Extract provided >>
######

God’s Assurance of Peace

“Mercy and truth are met together; righteousness and peace have kissed each other. Truth shall spring out of the earth; and righteousness shall look down from heaven. … Righteousness shall go before him: and shall set us in the way of his steps.” —Psalm 85:10-13

THE people of all nations have a genuine heart-longing for peace. They desire peace within nations and among nations. No normal person is happy amidst turmoil and strife; nonetheless, the present generation has been almost continuously plagued by war. As Sir Winston Churchill has said, “The first fifty years of the twentieth century have been among the most terrible through which the human race has ever lived.” But, in common with all the other brilliant minds of the world, Sir Winston does not know the real significance of this “most terrible” time, nor what the end will be. We quote him further:

“On the other hand they [the first fifty years of the century] have contained the greatest promise for the future in the advance of science, in the broadening of the assembly of peoples in every way. All hangs in the balance now. No one can judge. Posterity alone can say whether this has been a great age or an age which preceded vast disaster.”

Churchill made this statement in 1951. Since then the world has suffered through two more years of the “cold war,” with the threat of destruction by atom and hydrogen bombs hanging almost constantly over the nations. Nor is there any indication that this situation will improve. The slight ray of hope engendered by Russia’s Spring “peace” offensive has already subsided. Actually, of course, most people were as fearful of this sort of “peace” as they have been of war.

######

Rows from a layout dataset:
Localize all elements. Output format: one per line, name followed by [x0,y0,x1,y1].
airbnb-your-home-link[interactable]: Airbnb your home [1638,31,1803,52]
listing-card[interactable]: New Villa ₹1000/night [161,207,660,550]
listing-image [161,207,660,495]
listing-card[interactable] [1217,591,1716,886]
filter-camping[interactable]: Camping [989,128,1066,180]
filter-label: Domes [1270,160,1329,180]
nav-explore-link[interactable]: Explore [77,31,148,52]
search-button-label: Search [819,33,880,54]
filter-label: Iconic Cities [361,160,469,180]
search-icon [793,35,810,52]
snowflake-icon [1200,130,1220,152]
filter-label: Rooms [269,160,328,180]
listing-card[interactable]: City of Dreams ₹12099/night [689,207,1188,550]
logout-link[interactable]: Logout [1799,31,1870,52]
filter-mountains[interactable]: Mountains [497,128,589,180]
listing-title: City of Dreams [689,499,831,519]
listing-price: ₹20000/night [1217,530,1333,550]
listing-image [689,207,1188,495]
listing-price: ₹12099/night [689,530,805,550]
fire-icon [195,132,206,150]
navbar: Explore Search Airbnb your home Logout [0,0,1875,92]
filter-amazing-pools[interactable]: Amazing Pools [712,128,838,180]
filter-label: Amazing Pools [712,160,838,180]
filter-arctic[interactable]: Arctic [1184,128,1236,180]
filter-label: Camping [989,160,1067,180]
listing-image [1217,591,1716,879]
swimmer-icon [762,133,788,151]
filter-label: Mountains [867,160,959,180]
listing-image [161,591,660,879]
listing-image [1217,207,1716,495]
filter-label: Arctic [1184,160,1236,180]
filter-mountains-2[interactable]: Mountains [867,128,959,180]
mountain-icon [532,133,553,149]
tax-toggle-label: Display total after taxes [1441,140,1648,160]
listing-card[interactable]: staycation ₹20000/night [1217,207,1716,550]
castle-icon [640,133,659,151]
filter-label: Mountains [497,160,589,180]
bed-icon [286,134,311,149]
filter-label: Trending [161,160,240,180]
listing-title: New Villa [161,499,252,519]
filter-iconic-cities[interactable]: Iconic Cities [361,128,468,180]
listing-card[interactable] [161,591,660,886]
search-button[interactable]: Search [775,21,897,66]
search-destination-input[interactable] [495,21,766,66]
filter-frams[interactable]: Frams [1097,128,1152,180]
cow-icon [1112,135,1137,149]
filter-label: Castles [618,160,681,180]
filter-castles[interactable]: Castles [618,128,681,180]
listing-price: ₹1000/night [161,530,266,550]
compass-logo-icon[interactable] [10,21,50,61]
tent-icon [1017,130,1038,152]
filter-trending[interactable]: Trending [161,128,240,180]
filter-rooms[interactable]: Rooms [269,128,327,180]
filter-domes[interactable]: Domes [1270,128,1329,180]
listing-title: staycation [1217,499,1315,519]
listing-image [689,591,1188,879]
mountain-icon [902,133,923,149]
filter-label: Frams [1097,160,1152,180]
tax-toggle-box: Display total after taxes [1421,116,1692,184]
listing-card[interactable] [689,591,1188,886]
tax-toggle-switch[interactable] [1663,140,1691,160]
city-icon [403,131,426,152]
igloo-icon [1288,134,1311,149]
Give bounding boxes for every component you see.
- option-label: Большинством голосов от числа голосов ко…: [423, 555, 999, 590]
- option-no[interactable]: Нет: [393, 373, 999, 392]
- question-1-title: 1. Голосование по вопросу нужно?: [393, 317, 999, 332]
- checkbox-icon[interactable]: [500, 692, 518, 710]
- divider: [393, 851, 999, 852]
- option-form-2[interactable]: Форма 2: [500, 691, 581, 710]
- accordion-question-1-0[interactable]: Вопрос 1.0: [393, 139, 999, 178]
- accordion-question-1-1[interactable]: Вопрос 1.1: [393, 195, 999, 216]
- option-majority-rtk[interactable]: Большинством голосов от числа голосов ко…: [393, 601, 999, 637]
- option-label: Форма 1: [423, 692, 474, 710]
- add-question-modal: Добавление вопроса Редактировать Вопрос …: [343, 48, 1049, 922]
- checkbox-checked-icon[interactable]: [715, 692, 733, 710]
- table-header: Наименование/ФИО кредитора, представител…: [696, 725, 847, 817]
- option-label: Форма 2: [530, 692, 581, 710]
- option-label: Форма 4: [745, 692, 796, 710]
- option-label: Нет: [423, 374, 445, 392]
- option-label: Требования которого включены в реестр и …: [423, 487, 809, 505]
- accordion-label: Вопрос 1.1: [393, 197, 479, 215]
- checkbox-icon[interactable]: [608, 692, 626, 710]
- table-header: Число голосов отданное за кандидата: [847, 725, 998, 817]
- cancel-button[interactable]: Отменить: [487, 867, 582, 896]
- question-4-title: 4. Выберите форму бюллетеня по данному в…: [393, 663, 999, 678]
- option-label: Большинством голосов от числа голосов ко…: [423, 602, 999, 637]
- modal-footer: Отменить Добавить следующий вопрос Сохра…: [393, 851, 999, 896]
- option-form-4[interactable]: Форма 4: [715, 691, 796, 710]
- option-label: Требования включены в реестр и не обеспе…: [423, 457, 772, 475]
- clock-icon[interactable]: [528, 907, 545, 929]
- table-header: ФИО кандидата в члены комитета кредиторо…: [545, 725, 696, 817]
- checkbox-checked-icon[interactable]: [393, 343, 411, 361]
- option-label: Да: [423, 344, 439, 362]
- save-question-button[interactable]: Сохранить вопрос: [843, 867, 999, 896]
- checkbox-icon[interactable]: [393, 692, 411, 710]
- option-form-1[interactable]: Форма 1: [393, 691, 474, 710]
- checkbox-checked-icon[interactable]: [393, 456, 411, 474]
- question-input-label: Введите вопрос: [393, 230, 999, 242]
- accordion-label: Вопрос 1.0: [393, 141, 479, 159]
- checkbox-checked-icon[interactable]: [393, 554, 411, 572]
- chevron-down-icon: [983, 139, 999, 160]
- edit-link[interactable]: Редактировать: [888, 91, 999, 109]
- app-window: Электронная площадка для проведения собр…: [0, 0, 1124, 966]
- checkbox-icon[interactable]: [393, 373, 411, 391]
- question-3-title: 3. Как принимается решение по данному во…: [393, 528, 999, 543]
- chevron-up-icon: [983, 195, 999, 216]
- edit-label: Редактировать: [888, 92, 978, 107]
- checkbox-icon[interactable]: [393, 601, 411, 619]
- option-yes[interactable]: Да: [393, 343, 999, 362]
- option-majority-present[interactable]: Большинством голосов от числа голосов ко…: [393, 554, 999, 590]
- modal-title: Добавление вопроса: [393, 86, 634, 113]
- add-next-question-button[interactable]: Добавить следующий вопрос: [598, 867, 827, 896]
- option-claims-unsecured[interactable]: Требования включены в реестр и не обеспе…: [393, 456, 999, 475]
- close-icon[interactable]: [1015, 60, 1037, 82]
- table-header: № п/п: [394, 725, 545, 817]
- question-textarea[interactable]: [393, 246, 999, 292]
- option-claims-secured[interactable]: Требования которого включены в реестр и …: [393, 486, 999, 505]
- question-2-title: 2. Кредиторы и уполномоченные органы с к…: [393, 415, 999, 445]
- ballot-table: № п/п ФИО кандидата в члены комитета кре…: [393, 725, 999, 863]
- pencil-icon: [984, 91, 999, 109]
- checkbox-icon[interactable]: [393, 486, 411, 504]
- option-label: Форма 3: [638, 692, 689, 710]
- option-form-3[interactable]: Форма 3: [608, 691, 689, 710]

######

What you need to do >>
**1)** Summarize the extract on peace in two sentences.
**2)** According to the extract on peace, in what year did Churchill make his statement about the first fifty years of the century?
**3)** Retype the passage of the extract on peace from "Churchill made this" to "been of war.".

Responses to the tasks >>
**1)** People of every nation long for peace, yet the present generation has been almost continuously plagued by war, and Churchill called the first fifty years of the twentieth century among the most terrible in human history while admitting that no one could judge whether the age was great or a prelude to disaster. Since he spoke in 1951, the cold war and the threat of atom and hydrogen bombs have continued, and the slight hope raised by Russia's spring "peace" offensive has already faded.

**2)** He made it in 1951.

**3)**
Churchill made this statement in 1951. Since then the world has suffered through two more years of the “cold war,” with the threat of destruction by atom and hydrogen bombs hanging almost constantly over the nations. Nor is there any indication that this situation will improve. The slight ray of hope engendered by Russia’s Spring “peace” offensive has already subsided. Actually, of course, most people were as fearful of this sort of “peace” as they have been of war.